[Extracted data entries]
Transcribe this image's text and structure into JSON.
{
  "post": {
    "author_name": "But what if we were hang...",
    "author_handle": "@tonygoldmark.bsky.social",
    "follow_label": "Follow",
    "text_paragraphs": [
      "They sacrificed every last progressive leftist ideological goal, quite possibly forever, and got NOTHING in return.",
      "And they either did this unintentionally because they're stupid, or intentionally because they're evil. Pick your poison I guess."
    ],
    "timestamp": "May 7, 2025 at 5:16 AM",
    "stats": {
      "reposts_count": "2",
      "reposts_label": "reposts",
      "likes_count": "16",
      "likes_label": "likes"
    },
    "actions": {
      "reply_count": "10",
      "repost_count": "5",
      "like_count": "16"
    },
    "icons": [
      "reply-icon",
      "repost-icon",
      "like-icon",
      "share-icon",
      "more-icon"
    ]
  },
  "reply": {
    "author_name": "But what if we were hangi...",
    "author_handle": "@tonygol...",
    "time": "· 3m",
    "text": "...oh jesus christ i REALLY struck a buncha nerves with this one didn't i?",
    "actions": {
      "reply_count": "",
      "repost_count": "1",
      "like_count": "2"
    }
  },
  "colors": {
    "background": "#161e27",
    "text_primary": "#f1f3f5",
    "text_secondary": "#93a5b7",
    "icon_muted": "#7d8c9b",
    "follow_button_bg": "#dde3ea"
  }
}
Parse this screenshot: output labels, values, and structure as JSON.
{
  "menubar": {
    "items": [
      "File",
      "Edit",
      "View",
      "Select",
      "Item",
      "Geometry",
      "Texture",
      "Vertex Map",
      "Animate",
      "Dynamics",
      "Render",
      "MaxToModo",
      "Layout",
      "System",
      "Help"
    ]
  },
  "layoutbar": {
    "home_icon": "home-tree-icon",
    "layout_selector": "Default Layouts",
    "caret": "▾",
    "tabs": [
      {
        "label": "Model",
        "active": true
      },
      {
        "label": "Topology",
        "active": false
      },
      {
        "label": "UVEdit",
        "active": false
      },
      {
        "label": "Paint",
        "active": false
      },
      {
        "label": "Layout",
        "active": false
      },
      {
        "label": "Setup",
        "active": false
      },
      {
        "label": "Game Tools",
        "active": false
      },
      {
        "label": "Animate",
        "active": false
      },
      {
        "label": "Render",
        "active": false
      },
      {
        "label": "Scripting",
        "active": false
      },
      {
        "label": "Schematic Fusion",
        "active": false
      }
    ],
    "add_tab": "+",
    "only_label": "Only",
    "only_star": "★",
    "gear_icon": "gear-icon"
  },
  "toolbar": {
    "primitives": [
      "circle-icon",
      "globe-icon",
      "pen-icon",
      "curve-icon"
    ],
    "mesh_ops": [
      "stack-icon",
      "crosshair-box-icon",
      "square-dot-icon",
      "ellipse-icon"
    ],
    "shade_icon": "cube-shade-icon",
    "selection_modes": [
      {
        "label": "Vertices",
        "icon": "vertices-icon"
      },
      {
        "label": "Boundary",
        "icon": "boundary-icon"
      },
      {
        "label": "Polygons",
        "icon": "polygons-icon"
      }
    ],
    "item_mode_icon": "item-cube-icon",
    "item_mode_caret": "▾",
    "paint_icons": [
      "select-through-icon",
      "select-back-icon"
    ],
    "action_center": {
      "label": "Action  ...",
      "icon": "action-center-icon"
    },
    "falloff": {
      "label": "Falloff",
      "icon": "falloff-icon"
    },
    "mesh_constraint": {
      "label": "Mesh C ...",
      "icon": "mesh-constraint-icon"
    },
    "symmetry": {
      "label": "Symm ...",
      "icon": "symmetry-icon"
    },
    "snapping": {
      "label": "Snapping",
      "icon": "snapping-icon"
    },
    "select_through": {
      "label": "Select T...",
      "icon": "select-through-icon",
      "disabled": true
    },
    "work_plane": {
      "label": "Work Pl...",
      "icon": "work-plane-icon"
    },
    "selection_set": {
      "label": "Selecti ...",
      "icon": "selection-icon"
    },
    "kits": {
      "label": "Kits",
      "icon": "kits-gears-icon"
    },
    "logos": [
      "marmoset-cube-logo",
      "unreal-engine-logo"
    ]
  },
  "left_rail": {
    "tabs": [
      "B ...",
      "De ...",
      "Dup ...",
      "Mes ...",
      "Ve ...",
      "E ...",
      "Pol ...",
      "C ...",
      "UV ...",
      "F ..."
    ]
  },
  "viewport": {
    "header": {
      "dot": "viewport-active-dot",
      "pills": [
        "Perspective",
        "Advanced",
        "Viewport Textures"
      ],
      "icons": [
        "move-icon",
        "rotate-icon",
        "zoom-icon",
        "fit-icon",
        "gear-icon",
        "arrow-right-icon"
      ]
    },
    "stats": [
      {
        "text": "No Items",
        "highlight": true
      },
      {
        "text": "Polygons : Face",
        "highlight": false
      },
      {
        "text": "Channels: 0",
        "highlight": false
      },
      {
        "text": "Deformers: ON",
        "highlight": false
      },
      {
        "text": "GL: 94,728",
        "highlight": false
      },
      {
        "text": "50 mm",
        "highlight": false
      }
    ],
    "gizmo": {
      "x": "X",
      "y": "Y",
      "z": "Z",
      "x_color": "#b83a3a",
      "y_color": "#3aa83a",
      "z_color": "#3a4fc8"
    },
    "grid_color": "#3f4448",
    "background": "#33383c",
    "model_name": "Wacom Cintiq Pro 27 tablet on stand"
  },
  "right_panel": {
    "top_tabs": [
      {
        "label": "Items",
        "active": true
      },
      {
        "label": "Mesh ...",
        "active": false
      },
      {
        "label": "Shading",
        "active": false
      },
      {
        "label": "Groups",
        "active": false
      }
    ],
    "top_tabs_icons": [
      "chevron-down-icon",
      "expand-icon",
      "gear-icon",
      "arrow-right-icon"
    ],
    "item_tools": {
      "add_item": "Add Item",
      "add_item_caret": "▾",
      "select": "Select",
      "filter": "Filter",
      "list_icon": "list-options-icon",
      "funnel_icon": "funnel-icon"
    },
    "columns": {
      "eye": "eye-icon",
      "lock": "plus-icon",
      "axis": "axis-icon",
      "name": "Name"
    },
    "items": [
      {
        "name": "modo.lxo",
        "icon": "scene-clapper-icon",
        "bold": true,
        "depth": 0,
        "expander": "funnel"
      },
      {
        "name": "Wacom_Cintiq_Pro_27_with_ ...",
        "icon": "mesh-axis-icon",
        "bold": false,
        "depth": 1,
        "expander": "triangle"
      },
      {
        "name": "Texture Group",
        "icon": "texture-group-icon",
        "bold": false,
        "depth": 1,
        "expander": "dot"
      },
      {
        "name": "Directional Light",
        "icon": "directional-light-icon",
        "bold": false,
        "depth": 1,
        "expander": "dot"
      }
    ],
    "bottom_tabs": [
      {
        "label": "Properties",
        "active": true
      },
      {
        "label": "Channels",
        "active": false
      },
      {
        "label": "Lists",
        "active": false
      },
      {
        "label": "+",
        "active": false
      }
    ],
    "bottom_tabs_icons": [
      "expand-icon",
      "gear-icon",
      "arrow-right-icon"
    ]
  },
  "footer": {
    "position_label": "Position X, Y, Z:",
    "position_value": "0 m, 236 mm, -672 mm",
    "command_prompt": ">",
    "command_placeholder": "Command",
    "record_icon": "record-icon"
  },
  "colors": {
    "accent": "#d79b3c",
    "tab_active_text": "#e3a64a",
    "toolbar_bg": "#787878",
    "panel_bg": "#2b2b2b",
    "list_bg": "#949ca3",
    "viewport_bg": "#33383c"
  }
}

Exercise task
Reproduce every entry shown above, precisely as it stands.

Answer for the task
Transcribe this image's text and structure into JSON.
{
  "post": {
    "author_name": "But what if we were hang...",
    "author_handle": "@tonygoldmark.bsky.social",
    "follow_label": "Follow",
    "text_paragraphs": [
      "They sacrificed every last progressive leftist ideological goal, quite possibly forever, and got NOTHING in return.",
      "And they either did this unintentionally because they're stupid, or intentionally because they're evil. Pick your poison I guess."
    ],
    "timestamp": "May 7, 2025 at 5:16 AM",
    "stats": {
      "reposts_count": "2",
      "reposts_label": "reposts",
      "likes_count": "16",
      "likes_label": "likes"
    },
    "actions": {
      "reply_count": "10",
      "repost_count": "5",
      "like_count": "16"
    },
    "icons": [
      "reply-icon",
      "repost-icon",
      "like-icon",
      "share-icon",
      "more-icon"
    ]
  },
  "reply": {
    "author_name": "But what if we were hangi...",
    "author_handle": "@tonygol...",
    "time": "· 3m",
    "text": "...oh jesus christ i REALLY struck a buncha nerves with this one didn't i?",
    "actions": {
      "reply_count": "",
      "repost_count": "1",
      "like_count": "2"
    }
  },
  "colors": {
    "background": "#161e27",
    "text_primary": "#f1f3f5",
    "text_secondary": "#93a5b7",
    "icon_muted": "#7d8c9b",
    "follow_button_bg": "#dde3ea"
  }
}
Parse this screenshot: output labels, values, and structure as JSON.
{
  "menubar": {
    "items": [
      "File",
      "Edit",
      "View",
      "Select",
      "Item",
      "Geometry",
      "Texture",
      "Vertex Map",
      "Animate",
      "Dynamics",
      "Render",
      "MaxToModo",
      "Layout",
      "System",
      "Help"
    ]
  },
  "layoutbar": {
    "home_icon": "home-tree-icon",
    "layout_selector": "Default Layouts",
    "caret": "▾",
    "tabs": [
      {
        "label": "Model",
        "active": true
      },
      {
        "label": "Topology",
        "active": false
      },
      {
        "label": "UVEdit",
        "active": false
      },
      {
        "label": "Paint",
        "active": false
      },
      {
        "label": "Layout",
        "active": false
      },
      {
        "label": "Setup",
        "active": false
      },
      {
        "label": "Game Tools",
        "active": false
      },
      {
        "label": "Animate",
        "active": false
      },
      {
        "label": "Render",
        "active": false
      },
      {
        "label": "Scripting",
        "active": false
      },
      {
        "label": "Schematic Fusion",
        "active": false
      }
    ],
    "add_tab": "+",
    "only_label": "Only",
    "only_star": "★",
    "gear_icon": "gear-icon"
  },
  "toolbar": {
    "primitives": [
      "circle-icon",
      "globe-icon",
      "pen-icon",
      "curve-icon"
    ],
    "mesh_ops": [
      "stack-icon",
      "crosshair-box-icon",
      "square-dot-icon",
      "ellipse-icon"
    ],
    "shade_icon": "cube-shade-icon",
    "selection_modes": [
      {
        "label": "Vertices",
        "icon": "vertices-icon"
      },
      {
        "label": "Boundary",
        "icon": "boundary-icon"
      },
      {
        "label": "Polygons",
        "icon": "polygons-icon"
      }
    ],
    "item_mode_icon": "item-cube-icon",
    "item_mode_caret": "▾",
    "paint_icons": [
      "select-through-icon",
      "select-back-icon"
    ],
    "action_center": {
      "label": "Action  ...",
      "icon": "action-center-icon"
    },
    "falloff": {
      "label": "Falloff",
      "icon": "falloff-icon"
    },
    "mesh_constraint": {
      "label": "Mesh C ...",
      "icon": "mesh-constraint-icon"
    },
    "symmetry": {
      "label": "Symm ...",
      "icon": "symmetry-icon"
    },
    "snapping": {
      "label": "Snapping",
      "icon": "snapping-icon"
    },
    "select_through": {
      "label": "Select T...",
      "icon": "select-through-icon",
      "disabled": true
    },
    "work_plane": {
      "label": "Work Pl...",
      "icon": "work-plane-icon"
    },
    "selection_set": {
      "label": "Selecti ...",
      "icon": "selection-icon"
    },
    "kits": {
      "label": "Kits",
      "icon": "kits-gears-icon"
    },
    "logos": [
      "marmoset-cube-logo",
      "unreal-engine-logo"
    ]
  },
  "left_rail": {
    "tabs": [
      "B ...",
      "De ...",
      "Dup ...",
      "Mes ...",
      "Ve ...",
      "E ...",
      "Pol ...",
      "C ...",
      "UV ...",
      "F ..."
    ]
  },
  "viewport": {
    "header": {
      "dot": "viewport-active-dot",
      "pills": [
        "Perspective",
        "Advanced",
        "Viewport Textures"
      ],
      "icons": [
        "move-icon",
        "rotate-icon",
        "zoom-icon",
        "fit-icon",
        "gear-icon",
        "arrow-right-icon"
      ]
    },
    "stats": [
      {
        "text": "No Items",
        "highlight": true
      },
      {
        "text": "Polygons : Face",
        "highlight": false
      },
      {
        "text": "Channels: 0",
        "highlight": false
      },
      {
        "text": "Deformers: ON",
        "highlight": false
      },
      {
        "text": "GL: 94,728",
        "highlight": false
      },
      {
        "text": "50 mm",
        "highlight": false
      }
    ],
    "gizmo": {
      "x": "X",
      "y": "Y",
      "z": "Z",
      "x_color": "#b83a3a",
      "y_color": "#3aa83a",
      "z_color": "#3a4fc8"
    },
    "grid_color": "#3f4448",
    "background": "#33383c",
    "model_name": "Wacom Cintiq Pro 27 tablet on stand"
  },
  "right_panel": {
    "top_tabs": [
      {
        "label": "Items",
        "active": true
      },
      {
        "label": "Mesh ...",
        "active": false
      },
      {
        "label": "Shading",
        "active": false
      },
      {
        "label": "Groups",
        "active": false
      }
    ],
    "top_tabs_icons": [
      "chevron-down-icon",
      "expand-icon",
      "gear-icon",
      "arrow-right-icon"
    ],
    "item_tools": {
      "add_item": "Add Item",
      "add_item_caret": "▾",
      "select": "Select",
      "filter": "Filter",
      "list_icon": "list-options-icon",
      "funnel_icon": "funnel-icon"
    },
    "columns": {
      "eye": "eye-icon",
      "lock": "plus-icon",
      "axis": "axis-icon",
      "name": "Name"
    },
    "items": [
      {
        "name": "modo.lxo",
        "icon": "scene-clapper-icon",
        "bold": true,
        "depth": 0,
        "expander": "funnel"
      },
      {
        "name": "Wacom_Cintiq_Pro_27_with_ ...",
        "icon": "mesh-axis-icon",
        "bold": false,
        "depth": 1,
        "expander": "triangle"
      },
      {
        "name": "Texture Group",
        "icon": "texture-group-icon",
        "bold": false,
        "depth": 1,
        "expander": "dot"
      },
      {
        "name": "Directional Light",
        "icon": "directional-light-icon",
        "bold": false,
        "depth": 1,
        "expander": "dot"
      }
    ],
    "bottom_tabs": [
      {
        "label": "Properties",
        "active": true
      },
      {
        "label": "Channels",
        "active": false
      },
      {
        "label": "Lists",
        "active": false
      },
      {
        "label": "+",
        "active": false
      }
    ],
    "bottom_tabs_icons": [
      "expand-icon",
      "gear-icon",
      "arrow-right-icon"
    ]
  },
  "footer": {
    "position_label": "Position X, Y, Z:",
    "position_value": "0 m, 236 mm, -672 mm",
    "command_prompt": ">",
    "command_placeholder": "Command",
    "record_icon": "record-icon"
  },
  "colors": {
    "accent": "#d79b3c",
    "tab_active_text": "#e3a64a",
    "toolbar_bg": "#787878",
    "panel_bg": "#2b2b2b",
    "list_bg": "#949ca3",
    "viewport_bg": "#33383c"
  }
}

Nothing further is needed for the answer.